• Provided entries
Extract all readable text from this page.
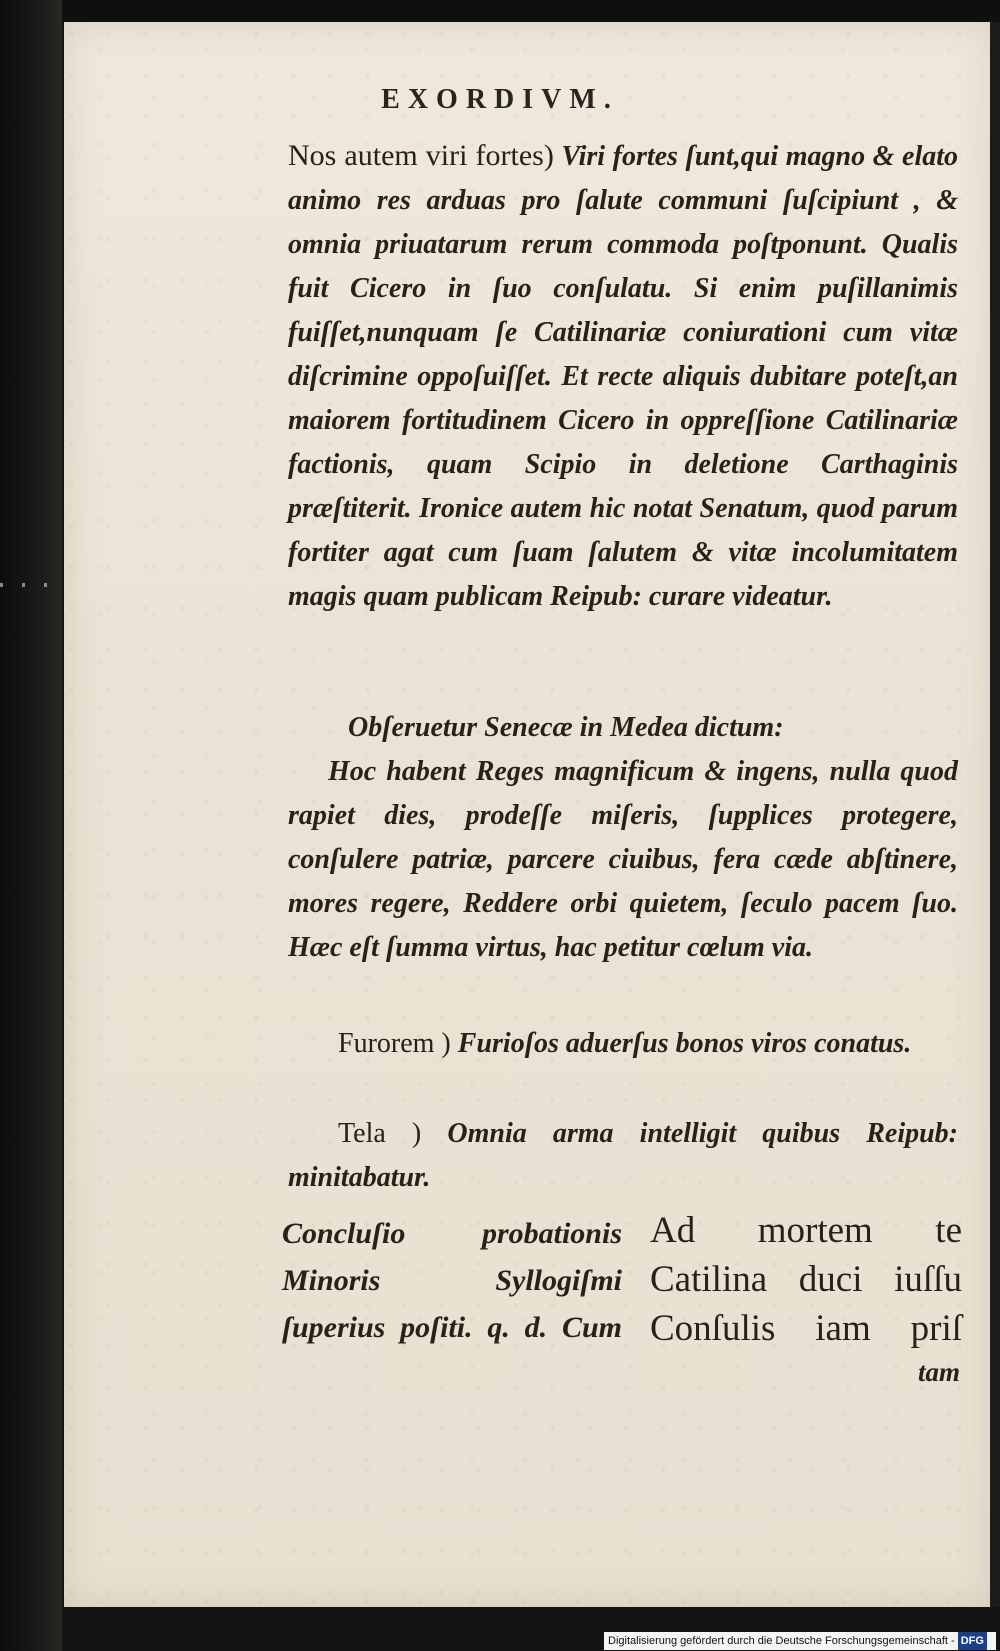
EXORDIVM.
Nos autem viri fortes) Viri fortes ſunt,qui magno & elato animo res arduas pro ſalute communi ſuſcipiunt , & omnia priuatarum rerum commoda poſtponunt. Qualis fuit Cicero in ſuo conſulatu. Si enim puſillanimis fuiſſet,nunquam ſe Catilinariæ coniurationi cum vitæ diſcrimine oppoſuiſſet. Et recte aliquis dubitare poteſt,an maiorem fortitudinem Cicero in oppreſſione Catilinariæ factionis, quam Scipio in deletione Carthaginis præſtiterit. Ironice autem hic notat Senatum, quod parum fortiter agat cum ſuam ſalutem & vitæ incolumitatem magis quam publicam Reipub: curare videatur.
Obſeruetur Senecæ in Medea dictum:
Hoc habent Reges magnificum & ingens, nulla quod rapiet dies, prodeſſe miſeris, ſupplices protegere, conſulere patriæ, parcere ciuibus, fera cæde abſtinere, mores regere, Reddere orbi quietem, ſeculo pacem ſuo. Hæc eſt ſumma virtus, hac petitur cœlum via.
Furorem ) Furioſos aduerſus bonos viros conatus.
Tela ) Omnia arma intelligit quibus Reipub: minitabatur.
Concluſio probationis Minoris Syllogiſmi ſuperius poſiti. q. d. Cum
Ad mortem te Catilina duci iuſſu Conſulis iam priſ
tam
Digitalisierung gefördert durch die Deutsche Forschungsgemeinschaft - DFG
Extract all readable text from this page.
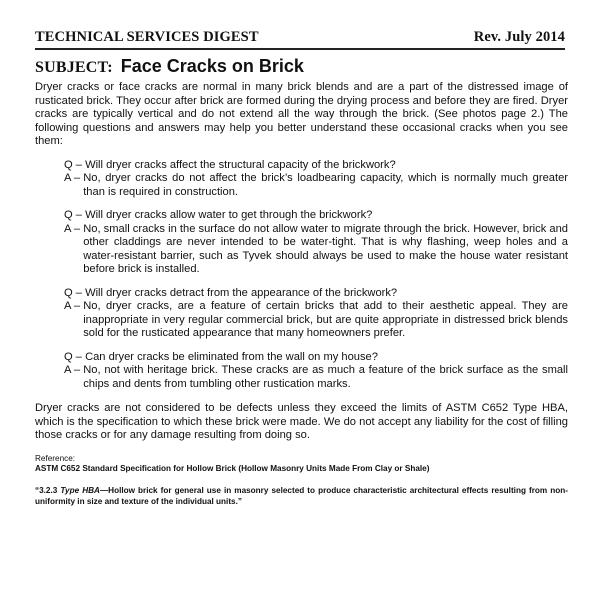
TECHNICAL SERVICES DIGEST	Rev. July 2014
SUBJECT: Face Cracks on Brick

Dryer cracks or face cracks are normal in many brick blends and are a part of the distressed image of rusticated brick. They occur after brick are formed during the drying process and before they are fired. Dryer cracks are typically vertical and do not extend all the way through the brick. (See photos page 2.) The following questions and answers may help you better understand these occasional cracks when you see them:

Q – Will dryer cracks affect the structural capacity of the brickwork?
A – No, dryer cracks do not affect the brick’s loadbearing capacity, which is normally much greater than is required in construction.
Q – Will dryer cracks allow water to get through the brickwork?
A – No, small cracks in the surface do not allow water to migrate through the brick. However, brick and other claddings are never intended to be water-tight. That is why flashing, weep holes and a water-resistant barrier, such as Tyvek should always be used to make the house water resistant before brick is installed.
Q – Will dryer cracks detract from the appearance of the brickwork?
A – No, dryer cracks, are a feature of certain bricks that add to their aesthetic appeal. They are inappropriate in very regular commercial brick, but are quite appropriate in distressed brick blends sold for the rusticated appearance that many homeowners prefer.
Q – Can dryer cracks be eliminated from the wall on my house?
A – No, not with heritage brick. These cracks are as much a feature of the brick surface as the small chips and dents from tumbling other rustication marks.

Dryer cracks are not considered to be defects unless they exceed the limits of ASTM C652 Type HBA, which is the specification to which these brick were made. We do not accept any liability for the cost of filling those cracks or for any damage resulting from doing so.

Reference:
ASTM C652 Standard Specification for Hollow Brick (Hollow Masonry Units Made From Clay or Shale)
“3.2.3 Type HBA—Hollow brick for general use in masonry selected to produce characteristic architectural effects resulting from non-uniformity in size and texture of the individual units.”
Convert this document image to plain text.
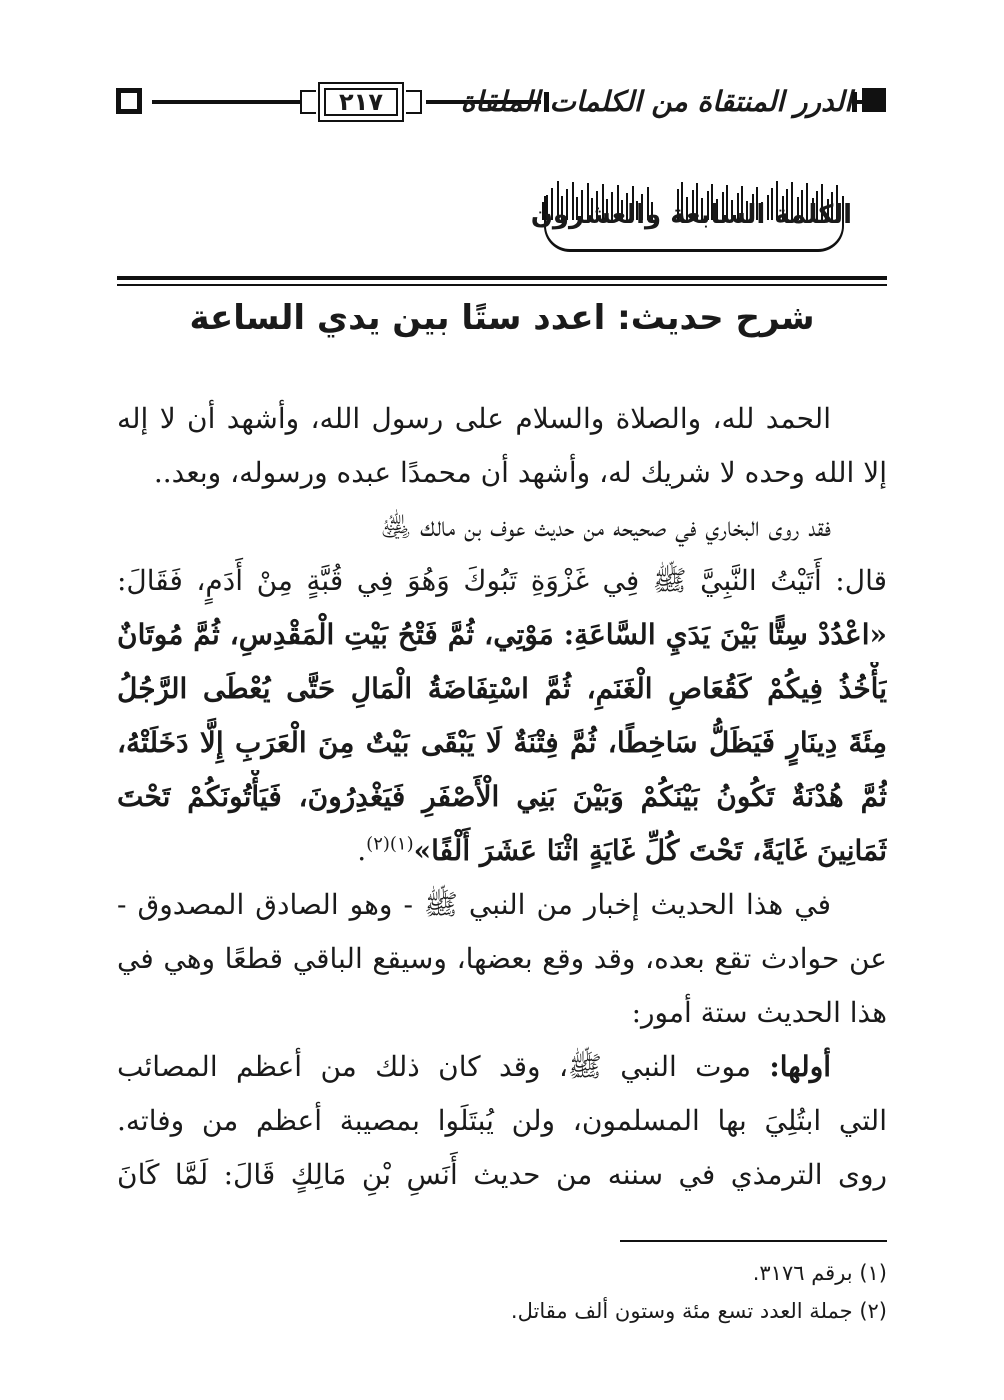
٢١٧	الدرر المنتقاة من الكلمات الملقاة
الكلمة السابعة والعشرون
شرح حديث: اعدد ستًا بين يدي الساعة
الحمد لله، والصلاة والسلام على رسول الله، وأشهد أن لا إله
إلا الله وحده لا شريك له، وأشهد أن محمدًا عبده ورسوله، وبعد..
فقد روى البخاري في صحيحه من حديث عوف بن مالك ﵁
قال: أَتَيْتُ النَّبِيَّ ﷺ فِي غَزْوَةِ تَبُوكَ وَهُوَ فِي قُبَّةٍ مِنْ أَدَمٍ، فَقَالَ:
«اعْدُدْ سِتًّا بَيْنَ يَدَيِ السَّاعَةِ: مَوْتِي، ثُمَّ فَتْحُ بَيْتِ الْمَقْدِسِ، ثُمَّ مُوتَانٌ
يَأْخُذُ فِيكُمْ كَقُعَاصِ الْغَنَمِ، ثُمَّ اسْتِفَاضَةُ الْمَالِ حَتَّى يُعْطَى الرَّجُلُ
مِئَةَ دِينَارٍ فَيَظَلُّ سَاخِطًا، ثُمَّ فِتْنَةٌ لَا يَبْقَى بَيْتٌ مِنَ الْعَرَبِ إِلَّا دَخَلَتْهُ،
ثُمَّ هُدْنَةٌ تَكُونُ بَيْنَكُمْ وَبَيْنَ بَنِي الْأَصْفَرِ فَيَغْدِرُونَ، فَيَأْتُونَكُمْ تَحْتَ
ثَمَانِينَ غَايَةً، تَحْتَ كُلِّ غَايَةٍ اثْنَا عَشَرَ أَلْفًا»$^{(١)(٢)}$.
في هذا الحديث إخبار من النبي ﷺ - وهو الصادق المصدوق -
عن حوادث تقع بعده، وقد وقع بعضها، وسيقع الباقي قطعًا وهي في
هذا الحديث ستة أمور:
أولها: موت النبي ﷺ، وقد كان ذلك من أعظم المصائب
التي ابتُلِيَ بها المسلمون، ولن يُبتَلَوا بمصيبة أعظم من وفاته.
روى الترمذي في سننه من حديث أَنَسِ بْنِ مَالِكٍ قَالَ: لَمَّا كَانَ
(١) برقم ٣١٧٦.
(٢) جملة العدد تسع مئة وستون ألف مقاتل.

• Problem to work on
Wherever the string "Hollow" appears in the entries above, list that line.

• Complete output
ASTM C652 Standard Specification for Hollow Brick (Hollow Masonry Units Made From Clay or Shale)
“3.2.3 Type HBA—Hollow brick for general use in masonry selected to produce characteristic architectural effects resulting from non-uniformity in size and texture of the individual units.”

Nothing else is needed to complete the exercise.